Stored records
_ _ _ _
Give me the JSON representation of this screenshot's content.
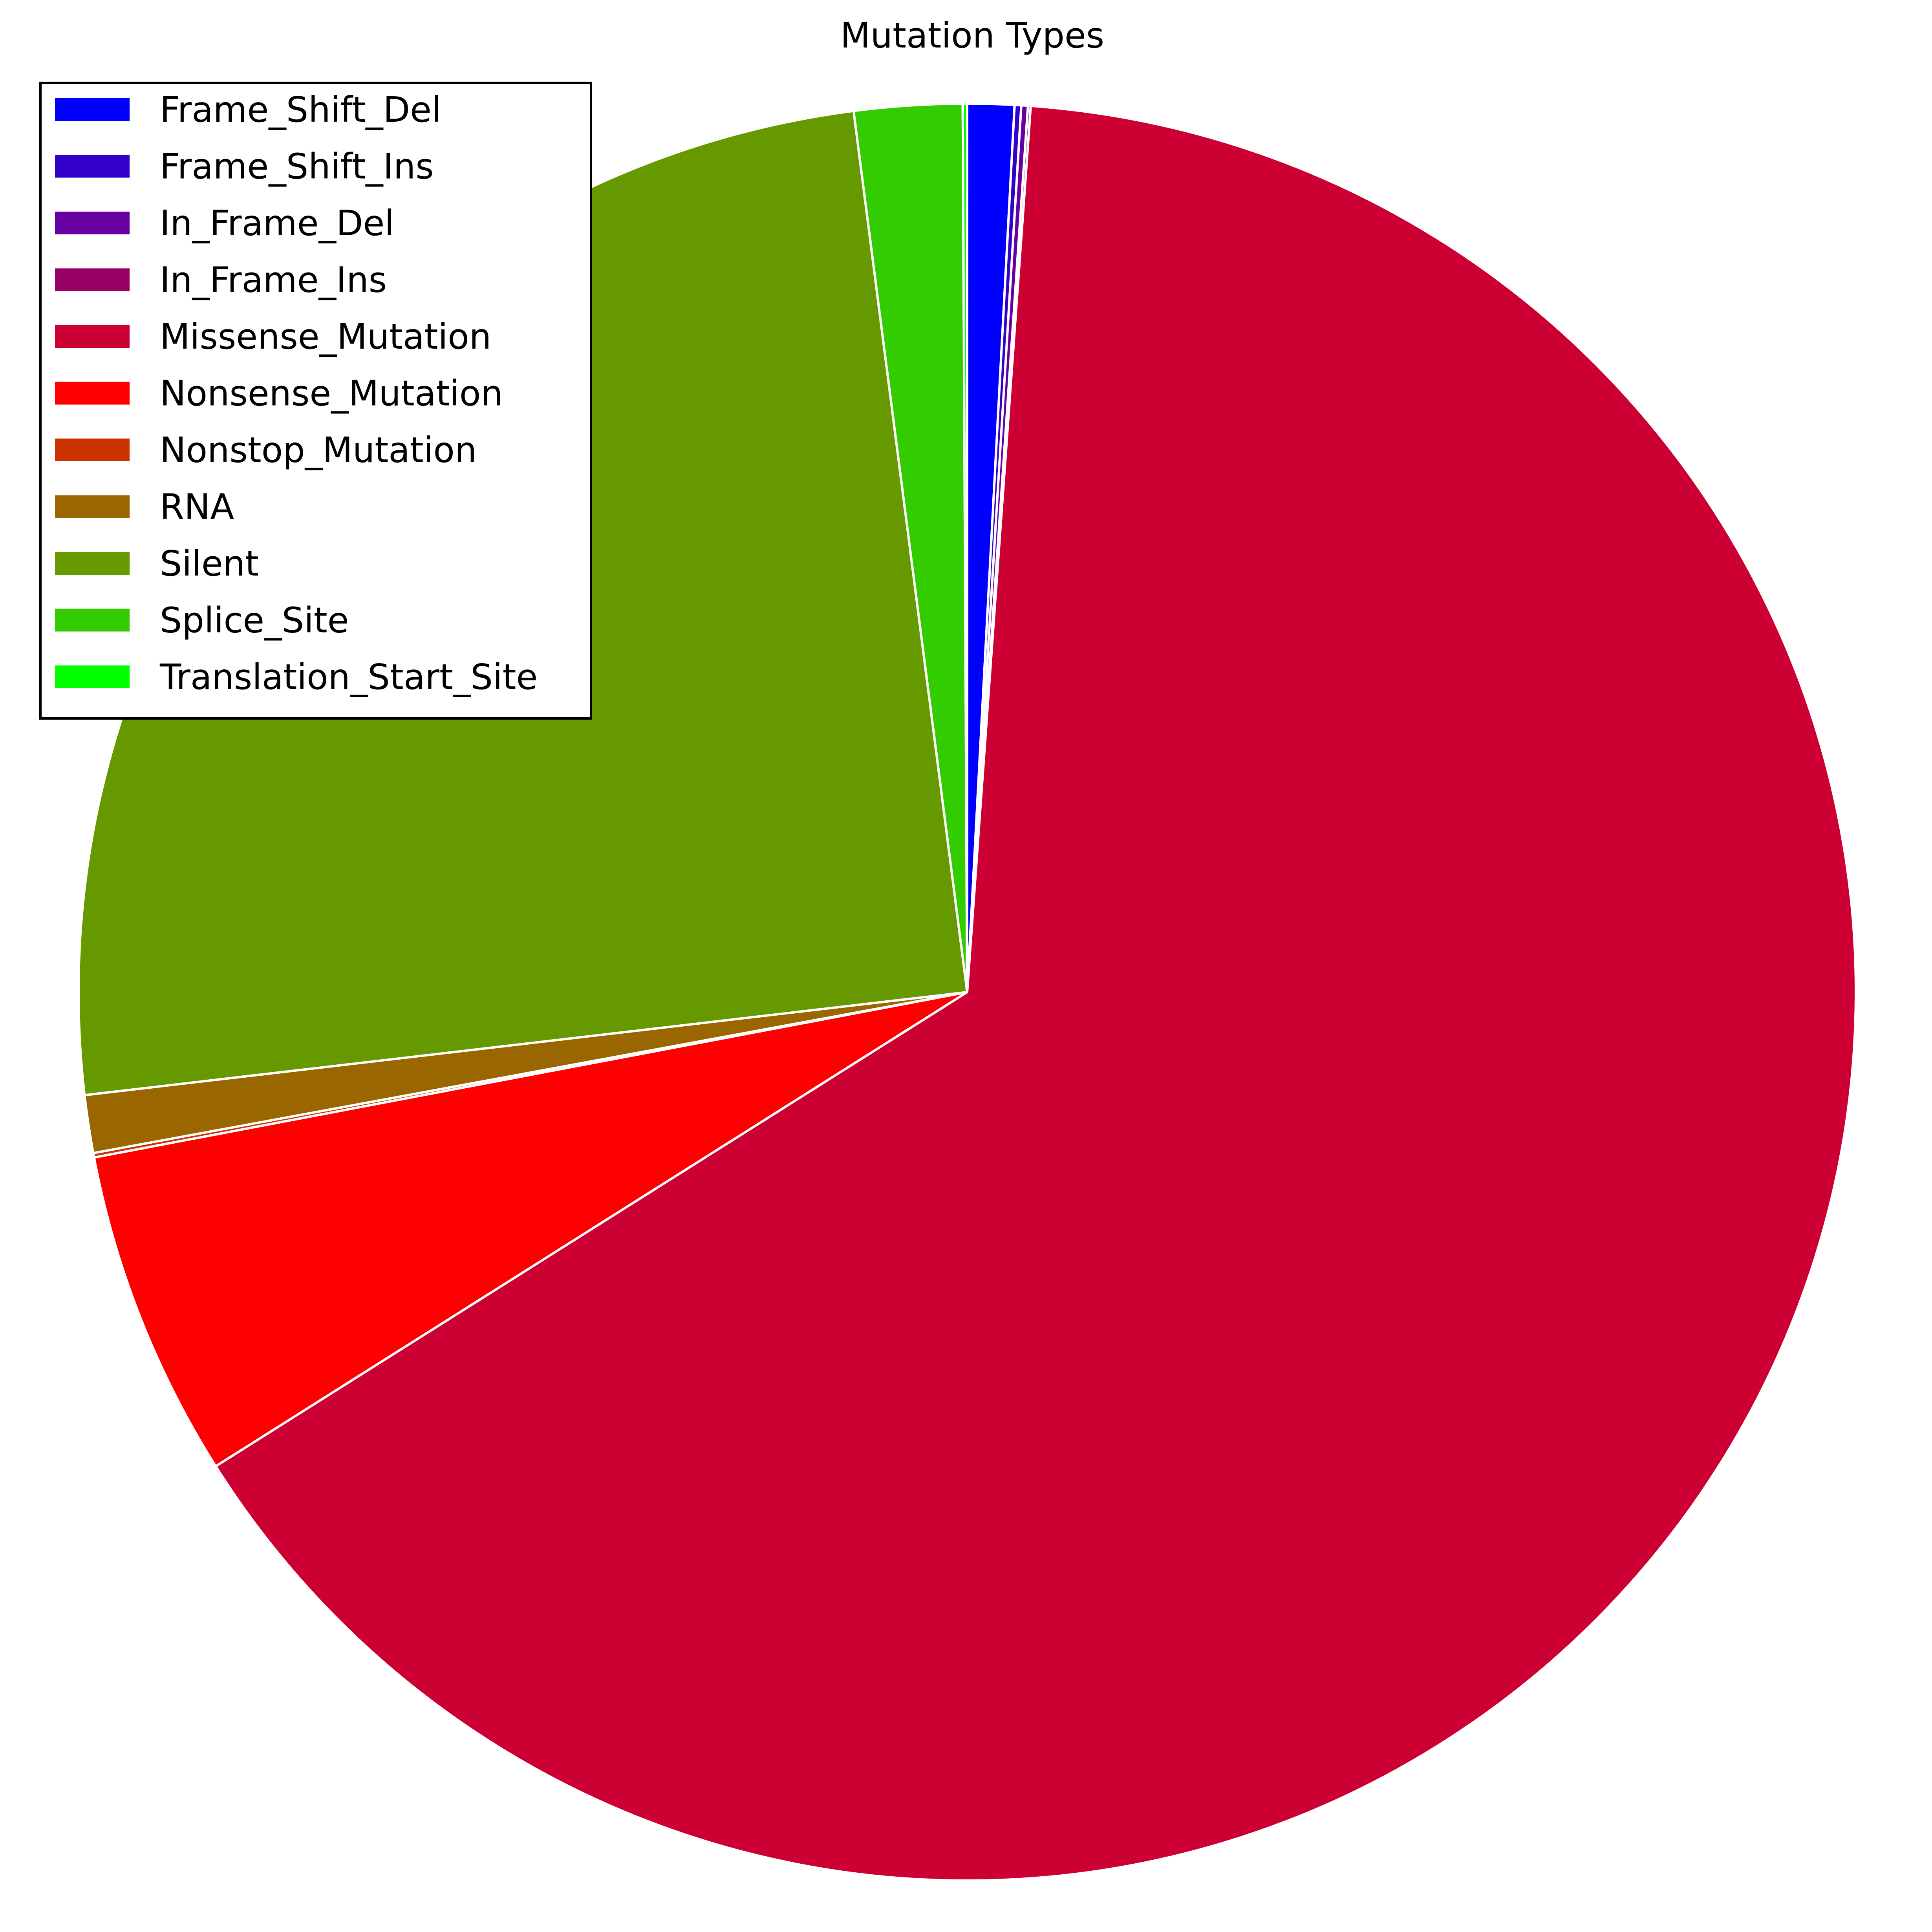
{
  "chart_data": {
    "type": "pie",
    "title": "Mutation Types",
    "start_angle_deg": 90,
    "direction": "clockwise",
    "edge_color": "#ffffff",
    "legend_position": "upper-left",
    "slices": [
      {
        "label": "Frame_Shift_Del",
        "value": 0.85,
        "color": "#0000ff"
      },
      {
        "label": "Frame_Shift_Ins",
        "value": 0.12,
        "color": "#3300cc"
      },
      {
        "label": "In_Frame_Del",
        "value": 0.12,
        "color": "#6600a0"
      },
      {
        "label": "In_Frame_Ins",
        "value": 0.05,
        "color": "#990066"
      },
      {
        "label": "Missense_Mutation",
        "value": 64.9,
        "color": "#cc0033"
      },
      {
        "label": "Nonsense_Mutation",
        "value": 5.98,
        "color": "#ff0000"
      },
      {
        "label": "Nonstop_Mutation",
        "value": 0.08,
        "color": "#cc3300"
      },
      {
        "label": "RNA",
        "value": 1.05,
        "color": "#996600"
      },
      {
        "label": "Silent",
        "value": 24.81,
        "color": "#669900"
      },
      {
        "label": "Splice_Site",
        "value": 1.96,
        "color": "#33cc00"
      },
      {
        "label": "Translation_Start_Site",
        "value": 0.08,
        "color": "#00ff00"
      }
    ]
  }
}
_ _ _ _
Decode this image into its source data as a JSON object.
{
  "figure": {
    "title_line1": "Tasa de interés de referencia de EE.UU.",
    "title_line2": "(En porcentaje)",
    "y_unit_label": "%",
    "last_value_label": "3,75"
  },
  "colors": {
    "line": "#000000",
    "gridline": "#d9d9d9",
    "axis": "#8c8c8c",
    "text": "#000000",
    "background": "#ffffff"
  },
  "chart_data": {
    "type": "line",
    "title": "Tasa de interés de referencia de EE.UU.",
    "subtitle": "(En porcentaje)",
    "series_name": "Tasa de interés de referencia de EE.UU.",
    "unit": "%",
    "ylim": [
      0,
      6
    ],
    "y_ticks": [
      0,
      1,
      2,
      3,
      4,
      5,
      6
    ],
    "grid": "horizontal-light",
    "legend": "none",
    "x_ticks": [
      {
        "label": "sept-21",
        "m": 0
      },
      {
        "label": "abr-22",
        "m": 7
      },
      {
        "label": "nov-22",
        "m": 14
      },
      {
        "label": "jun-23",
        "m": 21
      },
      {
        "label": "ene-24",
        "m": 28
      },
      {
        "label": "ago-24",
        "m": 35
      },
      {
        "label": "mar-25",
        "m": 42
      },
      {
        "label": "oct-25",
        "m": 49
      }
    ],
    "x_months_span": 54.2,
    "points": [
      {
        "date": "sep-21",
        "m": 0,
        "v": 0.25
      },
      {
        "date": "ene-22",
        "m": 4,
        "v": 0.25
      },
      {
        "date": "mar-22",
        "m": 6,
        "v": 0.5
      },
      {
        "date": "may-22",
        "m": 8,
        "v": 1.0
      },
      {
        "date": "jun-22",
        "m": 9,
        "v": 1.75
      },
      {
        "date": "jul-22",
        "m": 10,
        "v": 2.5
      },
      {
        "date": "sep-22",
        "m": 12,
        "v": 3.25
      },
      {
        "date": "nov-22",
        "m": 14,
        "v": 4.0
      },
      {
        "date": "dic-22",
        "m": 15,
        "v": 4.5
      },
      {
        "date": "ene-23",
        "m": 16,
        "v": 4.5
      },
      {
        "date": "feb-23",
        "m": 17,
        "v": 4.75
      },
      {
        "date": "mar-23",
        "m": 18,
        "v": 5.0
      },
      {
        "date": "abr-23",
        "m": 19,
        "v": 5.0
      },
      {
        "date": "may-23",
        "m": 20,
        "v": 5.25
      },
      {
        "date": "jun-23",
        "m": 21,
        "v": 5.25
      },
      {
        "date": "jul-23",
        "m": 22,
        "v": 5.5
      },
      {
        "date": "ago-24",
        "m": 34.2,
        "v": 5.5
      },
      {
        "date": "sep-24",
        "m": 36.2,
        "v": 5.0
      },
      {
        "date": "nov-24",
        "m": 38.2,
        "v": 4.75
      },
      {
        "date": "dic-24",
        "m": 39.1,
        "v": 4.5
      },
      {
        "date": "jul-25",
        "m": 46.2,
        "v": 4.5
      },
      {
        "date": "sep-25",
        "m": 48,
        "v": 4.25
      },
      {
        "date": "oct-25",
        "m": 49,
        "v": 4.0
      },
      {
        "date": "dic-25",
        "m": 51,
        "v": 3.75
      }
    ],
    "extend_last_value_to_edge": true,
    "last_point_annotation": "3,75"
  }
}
_ _ _ _
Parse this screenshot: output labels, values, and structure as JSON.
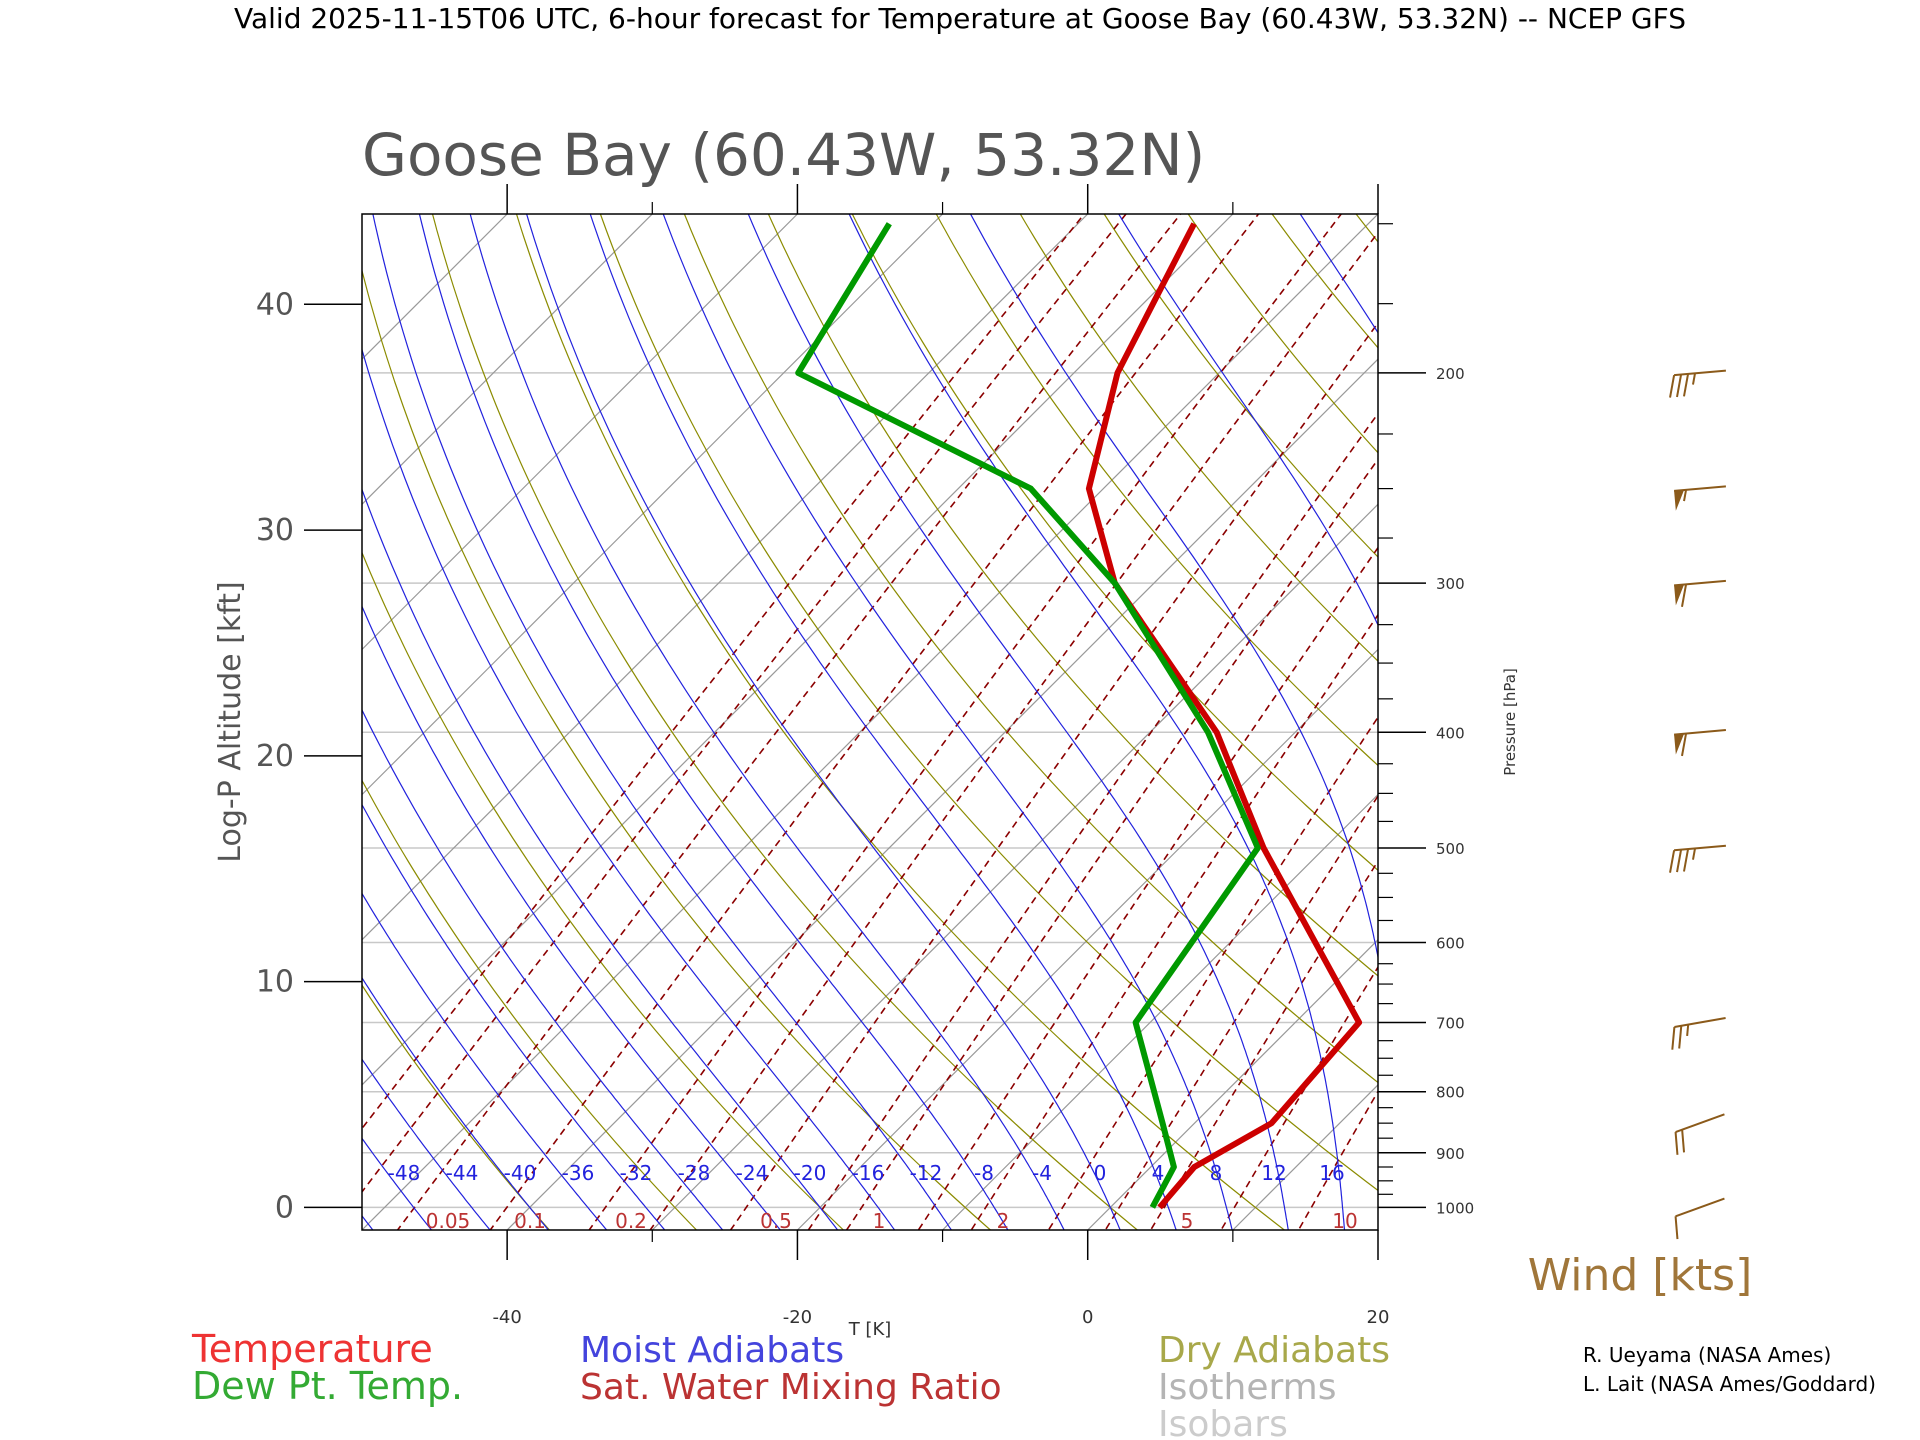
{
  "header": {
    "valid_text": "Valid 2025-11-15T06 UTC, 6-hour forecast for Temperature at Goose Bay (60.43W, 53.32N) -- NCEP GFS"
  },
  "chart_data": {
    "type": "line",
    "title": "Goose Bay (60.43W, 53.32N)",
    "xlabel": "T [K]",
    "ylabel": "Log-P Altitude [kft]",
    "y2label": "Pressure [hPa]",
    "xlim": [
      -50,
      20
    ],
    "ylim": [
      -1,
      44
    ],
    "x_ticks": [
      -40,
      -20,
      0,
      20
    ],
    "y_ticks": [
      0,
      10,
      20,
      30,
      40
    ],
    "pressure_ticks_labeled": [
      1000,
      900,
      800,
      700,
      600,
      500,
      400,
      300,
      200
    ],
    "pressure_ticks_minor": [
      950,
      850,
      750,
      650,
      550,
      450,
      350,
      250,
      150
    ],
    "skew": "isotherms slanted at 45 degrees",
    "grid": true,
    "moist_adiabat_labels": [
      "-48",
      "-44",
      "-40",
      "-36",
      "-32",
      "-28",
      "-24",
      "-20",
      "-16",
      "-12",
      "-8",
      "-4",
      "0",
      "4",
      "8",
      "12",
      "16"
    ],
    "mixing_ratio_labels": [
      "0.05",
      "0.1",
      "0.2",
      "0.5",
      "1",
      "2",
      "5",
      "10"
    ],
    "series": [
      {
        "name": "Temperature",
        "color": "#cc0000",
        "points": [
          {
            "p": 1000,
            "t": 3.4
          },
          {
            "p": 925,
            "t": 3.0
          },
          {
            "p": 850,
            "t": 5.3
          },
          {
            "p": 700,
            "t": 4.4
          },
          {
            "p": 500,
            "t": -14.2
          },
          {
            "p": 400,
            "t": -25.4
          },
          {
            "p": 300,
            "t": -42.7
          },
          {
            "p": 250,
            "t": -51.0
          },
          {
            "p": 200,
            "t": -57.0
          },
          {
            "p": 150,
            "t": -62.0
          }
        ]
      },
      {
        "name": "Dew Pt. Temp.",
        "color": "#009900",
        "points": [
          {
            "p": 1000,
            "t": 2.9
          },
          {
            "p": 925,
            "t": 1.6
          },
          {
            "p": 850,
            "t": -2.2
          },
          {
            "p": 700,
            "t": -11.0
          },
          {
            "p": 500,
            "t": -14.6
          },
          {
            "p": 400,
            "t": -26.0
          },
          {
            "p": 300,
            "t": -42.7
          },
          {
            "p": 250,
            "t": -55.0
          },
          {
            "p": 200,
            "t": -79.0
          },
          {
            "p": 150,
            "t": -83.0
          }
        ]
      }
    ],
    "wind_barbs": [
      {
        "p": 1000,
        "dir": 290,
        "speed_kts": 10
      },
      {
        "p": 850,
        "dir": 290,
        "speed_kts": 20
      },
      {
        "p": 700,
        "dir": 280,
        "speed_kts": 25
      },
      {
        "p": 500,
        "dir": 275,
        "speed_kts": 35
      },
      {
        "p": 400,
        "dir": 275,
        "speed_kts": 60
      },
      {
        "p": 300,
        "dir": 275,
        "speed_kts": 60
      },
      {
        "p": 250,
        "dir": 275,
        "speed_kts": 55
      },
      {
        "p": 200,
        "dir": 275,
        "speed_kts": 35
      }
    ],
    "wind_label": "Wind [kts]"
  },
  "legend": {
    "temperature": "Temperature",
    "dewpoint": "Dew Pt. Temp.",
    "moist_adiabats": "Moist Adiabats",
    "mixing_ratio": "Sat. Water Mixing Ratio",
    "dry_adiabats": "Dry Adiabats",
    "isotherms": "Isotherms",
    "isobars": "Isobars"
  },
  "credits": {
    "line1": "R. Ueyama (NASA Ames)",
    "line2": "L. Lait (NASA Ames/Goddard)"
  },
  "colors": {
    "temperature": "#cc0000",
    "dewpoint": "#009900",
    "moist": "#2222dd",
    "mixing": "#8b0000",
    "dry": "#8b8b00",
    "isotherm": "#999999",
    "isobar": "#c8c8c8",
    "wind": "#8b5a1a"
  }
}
_ _ _ _
▶ _Given problem_
Return every line from the records above that holds the word "ffffff".

▶ _Solution for this exercise_
    "edge_color": "#ffffff",
    "background": "#ffffff"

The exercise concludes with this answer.